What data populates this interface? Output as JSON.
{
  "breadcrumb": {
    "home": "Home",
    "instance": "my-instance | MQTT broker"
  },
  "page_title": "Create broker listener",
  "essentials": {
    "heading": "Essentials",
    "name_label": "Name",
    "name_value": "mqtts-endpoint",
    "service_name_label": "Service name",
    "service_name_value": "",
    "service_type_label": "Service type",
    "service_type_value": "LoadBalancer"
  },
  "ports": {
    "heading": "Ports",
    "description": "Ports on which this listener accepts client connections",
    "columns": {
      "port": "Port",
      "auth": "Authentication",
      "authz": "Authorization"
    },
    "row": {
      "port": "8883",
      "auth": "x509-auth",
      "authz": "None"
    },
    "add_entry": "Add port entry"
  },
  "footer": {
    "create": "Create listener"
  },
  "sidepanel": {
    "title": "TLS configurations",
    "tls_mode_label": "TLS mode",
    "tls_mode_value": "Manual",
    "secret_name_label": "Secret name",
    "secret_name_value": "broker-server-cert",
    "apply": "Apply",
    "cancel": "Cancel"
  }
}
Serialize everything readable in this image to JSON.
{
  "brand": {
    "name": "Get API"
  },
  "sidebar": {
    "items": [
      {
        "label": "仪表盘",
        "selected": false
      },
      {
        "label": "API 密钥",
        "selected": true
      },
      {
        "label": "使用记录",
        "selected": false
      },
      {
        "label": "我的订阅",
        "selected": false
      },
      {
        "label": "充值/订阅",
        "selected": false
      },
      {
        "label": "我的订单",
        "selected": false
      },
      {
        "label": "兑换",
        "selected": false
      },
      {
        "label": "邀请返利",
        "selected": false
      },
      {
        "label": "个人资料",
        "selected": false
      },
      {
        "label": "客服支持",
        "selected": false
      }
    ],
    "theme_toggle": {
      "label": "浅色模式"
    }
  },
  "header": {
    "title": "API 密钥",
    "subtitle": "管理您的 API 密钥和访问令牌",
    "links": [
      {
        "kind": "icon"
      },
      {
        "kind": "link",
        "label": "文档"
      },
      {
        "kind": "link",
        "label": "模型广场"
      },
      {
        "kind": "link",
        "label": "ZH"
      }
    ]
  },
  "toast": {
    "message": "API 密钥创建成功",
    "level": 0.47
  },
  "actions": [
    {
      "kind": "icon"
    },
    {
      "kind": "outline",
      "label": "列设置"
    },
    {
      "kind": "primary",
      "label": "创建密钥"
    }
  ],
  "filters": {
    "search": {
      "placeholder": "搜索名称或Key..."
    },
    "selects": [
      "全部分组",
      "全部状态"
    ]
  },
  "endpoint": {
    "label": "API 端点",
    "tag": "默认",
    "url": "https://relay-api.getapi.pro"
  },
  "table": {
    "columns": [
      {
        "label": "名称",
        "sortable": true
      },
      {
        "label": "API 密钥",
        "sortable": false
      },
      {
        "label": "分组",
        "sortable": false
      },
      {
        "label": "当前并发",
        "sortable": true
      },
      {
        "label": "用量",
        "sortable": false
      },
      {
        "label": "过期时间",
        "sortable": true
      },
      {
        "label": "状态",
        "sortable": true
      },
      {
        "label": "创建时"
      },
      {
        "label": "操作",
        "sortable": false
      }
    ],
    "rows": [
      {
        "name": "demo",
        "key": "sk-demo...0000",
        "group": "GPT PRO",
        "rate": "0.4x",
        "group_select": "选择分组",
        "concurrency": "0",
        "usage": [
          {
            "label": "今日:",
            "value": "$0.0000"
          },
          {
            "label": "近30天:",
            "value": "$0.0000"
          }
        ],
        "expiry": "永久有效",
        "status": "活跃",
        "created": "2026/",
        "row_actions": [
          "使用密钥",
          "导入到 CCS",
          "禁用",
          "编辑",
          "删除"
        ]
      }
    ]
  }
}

+++++

--- TASK DETAILS ---
Repeat the material from above exactly, word for word.

--- OUTPUT ---
What data populates this interface? Output as JSON.
{
  "breadcrumb": {
    "home": "Home",
    "instance": "my-instance | MQTT broker"
  },
  "page_title": "Create broker listener",
  "essentials": {
    "heading": "Essentials",
    "name_label": "Name",
    "name_value": "mqtts-endpoint",
    "service_name_label": "Service name",
    "service_name_value": "",
    "service_type_label": "Service type",
    "service_type_value": "LoadBalancer"
  },
  "ports": {
    "heading": "Ports",
    "description": "Ports on which this listener accepts client connections",
    "columns": {
      "port": "Port",
      "auth": "Authentication",
      "authz": "Authorization"
    },
    "row": {
      "port": "8883",
      "auth": "x509-auth",
      "authz": "None"
    },
    "add_entry": "Add port entry"
  },
  "footer": {
    "create": "Create listener"
  },
  "sidepanel": {
    "title": "TLS configurations",
    "tls_mode_label": "TLS mode",
    "tls_mode_value": "Manual",
    "secret_name_label": "Secret name",
    "secret_name_value": "broker-server-cert",
    "apply": "Apply",
    "cancel": "Cancel"
  }
}
Serialize everything readable in this image to JSON.
{
  "brand": {
    "name": "Get API"
  },
  "sidebar": {
    "items": [
      {
        "label": "仪表盘",
        "selected": false
      },
      {
        "label": "API 密钥",
        "selected": true
      },
      {
        "label": "使用记录",
        "selected": false
      },
      {
        "label": "我的订阅",
        "selected": false
      },
      {
        "label": "充值/订阅",
        "selected": false
      },
      {
        "label": "我的订单",
        "selected": false
      },
      {
        "label": "兑换",
        "selected": false
      },
      {
        "label": "邀请返利",
        "selected": false
      },
      {
        "label": "个人资料",
        "selected": false
      },
      {
        "label": "客服支持",
        "selected": false
      }
    ],
    "theme_toggle": {
      "label": "浅色模式"
    }
  },
  "header": {
    "title": "API 密钥",
    "subtitle": "管理您的 API 密钥和访问令牌",
    "links": [
      {
        "kind": "icon"
      },
      {
        "kind": "link",
        "label": "文档"
      },
      {
        "kind": "link",
        "label": "模型广场"
      },
      {
        "kind": "link",
        "label": "ZH"
      }
    ]
  },
  "toast": {
    "message": "API 密钥创建成功",
    "level": 0.47
  },
  "actions": [
    {
      "kind": "icon"
    },
    {
      "kind": "outline",
      "label": "列设置"
    },
    {
      "kind": "primary",
      "label": "创建密钥"
    }
  ],
  "filters": {
    "search": {
      "placeholder": "搜索名称或Key..."
    },
    "selects": [
      "全部分组",
      "全部状态"
    ]
  },
  "endpoint": {
    "label": "API 端点",
    "tag": "默认",
    "url": "https://relay-api.getapi.pro"
  },
  "table": {
    "columns": [
      {
        "label": "名称",
        "sortable": true
      },
      {
        "label": "API 密钥",
        "sortable": false
      },
      {
        "label": "分组",
        "sortable": false
      },
      {
        "label": "当前并发",
        "sortable": true
      },
      {
        "label": "用量",
        "sortable": false
      },
      {
        "label": "过期时间",
        "sortable": true
      },
      {
        "label": "状态",
        "sortable": true
      },
      {
        "label": "创建时"
      },
      {
        "label": "操作",
        "sortable": false
      }
    ],
    "rows": [
      {
        "name": "demo",
        "key": "sk-demo...0000",
        "group": "GPT PRO",
        "rate": "0.4x",
        "group_select": "选择分组",
        "concurrency": "0",
        "usage": [
          {
            "label": "今日:",
            "value": "$0.0000"
          },
          {
            "label": "近30天:",
            "value": "$0.0000"
          }
        ],
        "expiry": "永久有效",
        "status": "活跃",
        "created": "2026/",
        "row_actions": [
          "使用密钥",
          "导入到 CCS",
          "禁用",
          "编辑",
          "删除"
        ]
      }
    ]
  }
}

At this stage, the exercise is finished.